▸ **REQUIRED TASK**
Using the data below, copy each line that includes the word "Week".

▸ **EXTRACTED INFORMATION**

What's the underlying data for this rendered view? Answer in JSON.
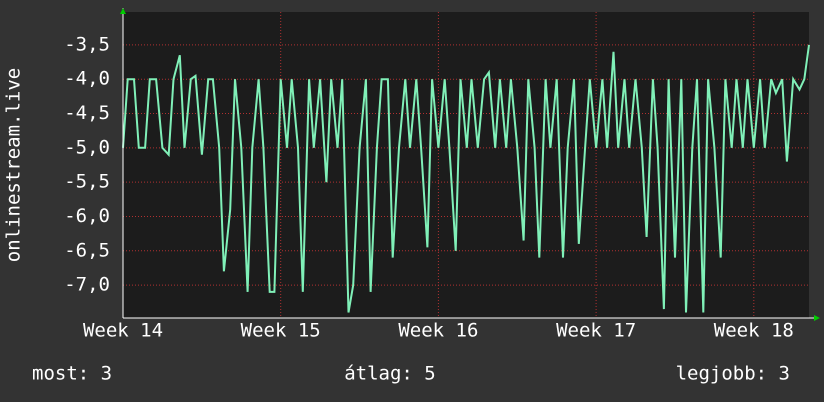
{
  "chart_data": {
    "type": "line",
    "y_label": "onlinestream.live",
    "x": [
      14.0,
      14.03,
      14.07,
      14.1,
      14.14,
      14.17,
      14.21,
      14.25,
      14.29,
      14.32,
      14.36,
      14.39,
      14.43,
      14.46,
      14.5,
      14.54,
      14.57,
      14.61,
      14.64,
      14.68,
      14.71,
      14.75,
      14.79,
      14.82,
      14.86,
      14.89,
      14.93,
      14.96,
      15.0,
      15.04,
      15.07,
      15.11,
      15.14,
      15.18,
      15.21,
      15.25,
      15.29,
      15.32,
      15.36,
      15.39,
      15.43,
      15.46,
      15.5,
      15.54,
      15.57,
      15.61,
      15.64,
      15.68,
      15.71,
      15.75,
      15.79,
      15.82,
      15.86,
      15.89,
      15.93,
      15.96,
      16.0,
      16.04,
      16.07,
      16.11,
      16.14,
      16.18,
      16.21,
      16.25,
      16.29,
      16.32,
      16.36,
      16.39,
      16.43,
      16.46,
      16.5,
      16.54,
      16.57,
      16.61,
      16.64,
      16.68,
      16.71,
      16.75,
      16.79,
      16.82,
      16.86,
      16.89,
      16.93,
      16.96,
      17.0,
      17.04,
      17.07,
      17.11,
      17.14,
      17.18,
      17.21,
      17.25,
      17.29,
      17.32,
      17.36,
      17.39,
      17.43,
      17.46,
      17.5,
      17.54,
      17.57,
      17.61,
      17.64,
      17.68,
      17.71,
      17.75,
      17.79,
      17.82,
      17.86,
      17.89,
      17.93,
      17.96,
      18.0,
      18.04,
      18.07,
      18.11,
      18.14,
      18.18,
      18.21,
      18.25,
      18.29,
      18.32,
      18.35
    ],
    "series": [
      {
        "color": "#80f0b8",
        "values": [
          -5.0,
          -4.0,
          -4.0,
          -5.0,
          -5.0,
          -4.0,
          -4.0,
          -5.0,
          -5.1,
          -4.0,
          -3.65,
          -5.0,
          -4.0,
          -3.95,
          -5.1,
          -4.0,
          -4.0,
          -5.0,
          -6.8,
          -5.9,
          -4.0,
          -5.0,
          -7.1,
          -5.0,
          -4.0,
          -5.0,
          -7.1,
          -7.1,
          -4.0,
          -5.0,
          -4.0,
          -5.0,
          -7.1,
          -4.0,
          -5.0,
          -4.0,
          -5.5,
          -4.0,
          -5.0,
          -4.0,
          -7.4,
          -7.0,
          -5.0,
          -4.0,
          -7.1,
          -5.0,
          -4.0,
          -4.0,
          -6.6,
          -5.0,
          -4.0,
          -5.0,
          -4.0,
          -5.0,
          -6.45,
          -4.0,
          -5.0,
          -4.0,
          -5.0,
          -6.5,
          -4.0,
          -5.0,
          -4.0,
          -5.0,
          -4.0,
          -3.9,
          -5.0,
          -4.0,
          -5.0,
          -4.0,
          -5.0,
          -6.35,
          -4.0,
          -5.0,
          -6.6,
          -4.0,
          -5.0,
          -4.0,
          -6.6,
          -5.0,
          -4.0,
          -6.4,
          -5.0,
          -4.0,
          -5.0,
          -4.0,
          -5.0,
          -3.6,
          -5.0,
          -4.0,
          -5.0,
          -4.0,
          -5.0,
          -6.3,
          -4.0,
          -5.0,
          -7.35,
          -4.0,
          -6.6,
          -4.0,
          -7.4,
          -5.0,
          -4.0,
          -7.4,
          -4.0,
          -5.0,
          -6.6,
          -4.0,
          -5.0,
          -4.0,
          -5.0,
          -4.0,
          -5.0,
          -4.0,
          -5.0,
          -4.0,
          -4.2,
          -4.0,
          -5.2,
          -4.0,
          -4.15,
          -4.0,
          -3.5
        ]
      }
    ],
    "xlim": [
      14.0,
      18.35
    ],
    "xticks": [
      {
        "value": 14,
        "label": "Week 14"
      },
      {
        "value": 15,
        "label": "Week 15"
      },
      {
        "value": 16,
        "label": "Week 16"
      },
      {
        "value": 17,
        "label": "Week 17"
      },
      {
        "value": 18,
        "label": "Week 18"
      }
    ],
    "ylim": [
      -7.48,
      -3.02
    ],
    "yticks": [
      {
        "value": -3.5,
        "label": "-3,5"
      },
      {
        "value": -4.0,
        "label": "-4,0"
      },
      {
        "value": -4.5,
        "label": "-4,5"
      },
      {
        "value": -5.0,
        "label": "-5,0"
      },
      {
        "value": -5.5,
        "label": "-5,5"
      },
      {
        "value": -6.0,
        "label": "-6,0"
      },
      {
        "value": -6.5,
        "label": "-6,5"
      },
      {
        "value": -7.0,
        "label": "-7,0"
      }
    ],
    "grid": true,
    "footer": [
      "most: 3",
      "átlag: 5",
      "legjobb: 3"
    ]
  }
}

▸ **TASK RESPONSE**
        "label": "Week 14"
        "label": "Week 15"
        "label": "Week 16"
        "label": "Week 17"
        "label": "Week 18"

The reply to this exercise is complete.